Supplied entries:
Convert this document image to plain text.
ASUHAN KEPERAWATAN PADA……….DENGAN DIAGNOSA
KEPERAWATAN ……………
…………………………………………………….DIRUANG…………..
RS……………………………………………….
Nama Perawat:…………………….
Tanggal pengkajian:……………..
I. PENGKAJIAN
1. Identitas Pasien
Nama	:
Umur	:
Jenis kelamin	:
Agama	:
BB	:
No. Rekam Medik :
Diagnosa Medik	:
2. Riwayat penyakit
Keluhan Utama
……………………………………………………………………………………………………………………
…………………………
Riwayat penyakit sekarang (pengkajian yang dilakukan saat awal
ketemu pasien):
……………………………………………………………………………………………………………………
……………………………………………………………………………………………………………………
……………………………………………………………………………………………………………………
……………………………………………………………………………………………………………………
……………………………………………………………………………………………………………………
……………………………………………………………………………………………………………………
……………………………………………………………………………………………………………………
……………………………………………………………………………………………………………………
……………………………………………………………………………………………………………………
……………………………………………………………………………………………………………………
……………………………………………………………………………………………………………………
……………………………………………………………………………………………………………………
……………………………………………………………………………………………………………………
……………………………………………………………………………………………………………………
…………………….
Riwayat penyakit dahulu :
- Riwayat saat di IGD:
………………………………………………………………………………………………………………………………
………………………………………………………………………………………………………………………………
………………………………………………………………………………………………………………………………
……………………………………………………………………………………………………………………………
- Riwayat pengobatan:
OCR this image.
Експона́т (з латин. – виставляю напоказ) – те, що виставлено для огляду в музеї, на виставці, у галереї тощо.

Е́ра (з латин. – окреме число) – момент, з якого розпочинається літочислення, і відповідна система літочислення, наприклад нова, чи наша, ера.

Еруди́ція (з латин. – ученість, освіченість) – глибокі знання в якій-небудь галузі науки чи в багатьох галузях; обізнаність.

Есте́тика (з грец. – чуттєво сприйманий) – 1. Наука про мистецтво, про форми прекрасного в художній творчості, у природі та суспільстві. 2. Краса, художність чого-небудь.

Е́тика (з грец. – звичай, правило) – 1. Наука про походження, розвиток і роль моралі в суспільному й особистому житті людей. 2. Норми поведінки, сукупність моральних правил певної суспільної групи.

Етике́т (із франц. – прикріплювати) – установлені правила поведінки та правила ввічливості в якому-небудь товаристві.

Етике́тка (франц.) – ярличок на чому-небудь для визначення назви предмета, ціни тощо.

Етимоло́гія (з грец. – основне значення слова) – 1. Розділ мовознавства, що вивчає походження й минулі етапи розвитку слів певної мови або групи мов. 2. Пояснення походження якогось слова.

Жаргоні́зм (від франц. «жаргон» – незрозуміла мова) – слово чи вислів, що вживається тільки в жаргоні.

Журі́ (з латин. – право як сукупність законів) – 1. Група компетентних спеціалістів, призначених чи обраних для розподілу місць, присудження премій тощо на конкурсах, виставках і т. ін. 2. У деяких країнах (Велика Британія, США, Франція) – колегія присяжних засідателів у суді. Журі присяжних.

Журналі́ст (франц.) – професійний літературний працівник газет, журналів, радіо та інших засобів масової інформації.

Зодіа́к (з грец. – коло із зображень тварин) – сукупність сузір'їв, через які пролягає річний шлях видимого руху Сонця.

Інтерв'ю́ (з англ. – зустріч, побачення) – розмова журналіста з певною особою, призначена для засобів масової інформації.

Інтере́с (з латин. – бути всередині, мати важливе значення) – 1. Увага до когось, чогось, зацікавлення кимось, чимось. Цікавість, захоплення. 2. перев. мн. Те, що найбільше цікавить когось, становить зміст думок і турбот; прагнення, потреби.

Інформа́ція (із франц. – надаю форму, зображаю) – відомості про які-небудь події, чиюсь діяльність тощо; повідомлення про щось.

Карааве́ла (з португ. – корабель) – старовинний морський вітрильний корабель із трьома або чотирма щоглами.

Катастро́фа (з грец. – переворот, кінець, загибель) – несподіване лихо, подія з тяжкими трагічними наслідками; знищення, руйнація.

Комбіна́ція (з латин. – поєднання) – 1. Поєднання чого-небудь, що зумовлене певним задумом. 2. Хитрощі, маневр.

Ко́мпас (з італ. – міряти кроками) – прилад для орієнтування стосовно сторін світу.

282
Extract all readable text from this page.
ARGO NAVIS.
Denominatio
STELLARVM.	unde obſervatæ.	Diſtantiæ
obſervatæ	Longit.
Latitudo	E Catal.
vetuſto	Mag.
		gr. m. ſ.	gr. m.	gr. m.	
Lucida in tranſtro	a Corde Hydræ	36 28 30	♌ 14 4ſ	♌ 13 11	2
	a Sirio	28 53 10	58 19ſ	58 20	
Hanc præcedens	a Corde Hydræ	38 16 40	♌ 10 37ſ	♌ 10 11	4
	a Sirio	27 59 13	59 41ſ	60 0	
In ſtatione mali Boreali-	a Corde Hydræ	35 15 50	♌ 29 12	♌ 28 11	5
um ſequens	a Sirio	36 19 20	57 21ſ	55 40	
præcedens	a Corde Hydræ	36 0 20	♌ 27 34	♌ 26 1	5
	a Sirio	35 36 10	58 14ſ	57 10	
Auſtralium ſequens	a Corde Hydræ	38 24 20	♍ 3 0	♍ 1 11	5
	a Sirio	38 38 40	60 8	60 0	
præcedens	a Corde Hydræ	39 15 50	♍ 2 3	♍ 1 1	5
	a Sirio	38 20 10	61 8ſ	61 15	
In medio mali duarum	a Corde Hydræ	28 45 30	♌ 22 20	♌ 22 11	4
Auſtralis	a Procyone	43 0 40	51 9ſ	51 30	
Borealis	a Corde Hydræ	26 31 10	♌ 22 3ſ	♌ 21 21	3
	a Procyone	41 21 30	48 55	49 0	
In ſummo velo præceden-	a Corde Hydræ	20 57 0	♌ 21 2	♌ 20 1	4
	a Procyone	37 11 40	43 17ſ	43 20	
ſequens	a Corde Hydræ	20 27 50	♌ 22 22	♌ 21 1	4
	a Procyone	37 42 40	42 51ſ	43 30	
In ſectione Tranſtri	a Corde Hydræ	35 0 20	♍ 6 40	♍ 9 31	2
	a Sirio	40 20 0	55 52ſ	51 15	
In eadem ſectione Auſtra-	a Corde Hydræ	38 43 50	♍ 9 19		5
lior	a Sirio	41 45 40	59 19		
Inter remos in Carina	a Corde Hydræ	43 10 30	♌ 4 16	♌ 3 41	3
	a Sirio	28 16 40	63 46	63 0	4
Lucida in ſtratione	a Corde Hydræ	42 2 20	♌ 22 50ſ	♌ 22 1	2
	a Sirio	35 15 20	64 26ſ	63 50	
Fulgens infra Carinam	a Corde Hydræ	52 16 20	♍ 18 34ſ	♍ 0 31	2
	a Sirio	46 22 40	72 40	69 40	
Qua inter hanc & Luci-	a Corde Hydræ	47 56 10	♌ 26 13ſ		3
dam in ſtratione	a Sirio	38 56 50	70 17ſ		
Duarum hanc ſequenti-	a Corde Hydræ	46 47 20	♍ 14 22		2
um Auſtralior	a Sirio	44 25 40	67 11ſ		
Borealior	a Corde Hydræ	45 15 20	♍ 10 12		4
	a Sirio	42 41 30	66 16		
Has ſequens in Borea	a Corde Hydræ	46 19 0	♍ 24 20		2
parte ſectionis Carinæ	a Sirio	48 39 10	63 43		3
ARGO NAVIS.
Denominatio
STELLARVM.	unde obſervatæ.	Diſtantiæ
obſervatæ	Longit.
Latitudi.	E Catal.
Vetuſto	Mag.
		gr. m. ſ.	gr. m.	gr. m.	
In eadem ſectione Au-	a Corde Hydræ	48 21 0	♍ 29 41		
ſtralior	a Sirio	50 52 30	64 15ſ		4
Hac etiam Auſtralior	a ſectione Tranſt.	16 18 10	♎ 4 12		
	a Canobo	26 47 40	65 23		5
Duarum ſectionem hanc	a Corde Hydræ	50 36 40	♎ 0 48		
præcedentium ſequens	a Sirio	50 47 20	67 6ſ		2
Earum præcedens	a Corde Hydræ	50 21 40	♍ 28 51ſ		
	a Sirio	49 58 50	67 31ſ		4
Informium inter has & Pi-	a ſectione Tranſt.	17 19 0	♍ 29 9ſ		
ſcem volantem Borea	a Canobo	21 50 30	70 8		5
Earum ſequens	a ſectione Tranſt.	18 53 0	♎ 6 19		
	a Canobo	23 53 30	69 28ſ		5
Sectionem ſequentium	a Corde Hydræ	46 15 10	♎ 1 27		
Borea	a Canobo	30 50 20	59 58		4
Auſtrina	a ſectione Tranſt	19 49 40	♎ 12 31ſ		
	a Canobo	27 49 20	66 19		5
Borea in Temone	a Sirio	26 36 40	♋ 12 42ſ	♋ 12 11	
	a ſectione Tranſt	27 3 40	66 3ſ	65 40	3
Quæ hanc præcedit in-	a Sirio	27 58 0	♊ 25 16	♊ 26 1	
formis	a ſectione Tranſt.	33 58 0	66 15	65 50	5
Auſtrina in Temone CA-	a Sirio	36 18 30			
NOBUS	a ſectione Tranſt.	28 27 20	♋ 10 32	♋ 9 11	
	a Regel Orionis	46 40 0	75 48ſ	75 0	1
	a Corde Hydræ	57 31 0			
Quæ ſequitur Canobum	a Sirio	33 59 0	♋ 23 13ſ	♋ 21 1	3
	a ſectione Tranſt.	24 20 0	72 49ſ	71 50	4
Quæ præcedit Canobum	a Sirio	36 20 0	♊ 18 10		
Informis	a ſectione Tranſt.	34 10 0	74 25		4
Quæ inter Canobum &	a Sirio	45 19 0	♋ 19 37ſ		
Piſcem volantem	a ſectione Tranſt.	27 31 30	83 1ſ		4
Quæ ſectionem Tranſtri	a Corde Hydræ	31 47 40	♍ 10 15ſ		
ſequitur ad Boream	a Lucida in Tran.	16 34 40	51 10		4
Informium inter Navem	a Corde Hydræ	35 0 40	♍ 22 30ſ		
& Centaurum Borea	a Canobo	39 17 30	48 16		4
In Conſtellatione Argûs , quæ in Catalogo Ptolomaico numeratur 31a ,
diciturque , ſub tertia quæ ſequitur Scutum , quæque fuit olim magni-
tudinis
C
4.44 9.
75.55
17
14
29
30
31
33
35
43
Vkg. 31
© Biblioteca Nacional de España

Exercise: Write out every line of the entries that holds the word "penyakit".

The completed task:
2. Riwayat penyakit
Riwayat penyakit sekarang (pengkajian yang dilakukan saat awal
Riwayat penyakit dahulu :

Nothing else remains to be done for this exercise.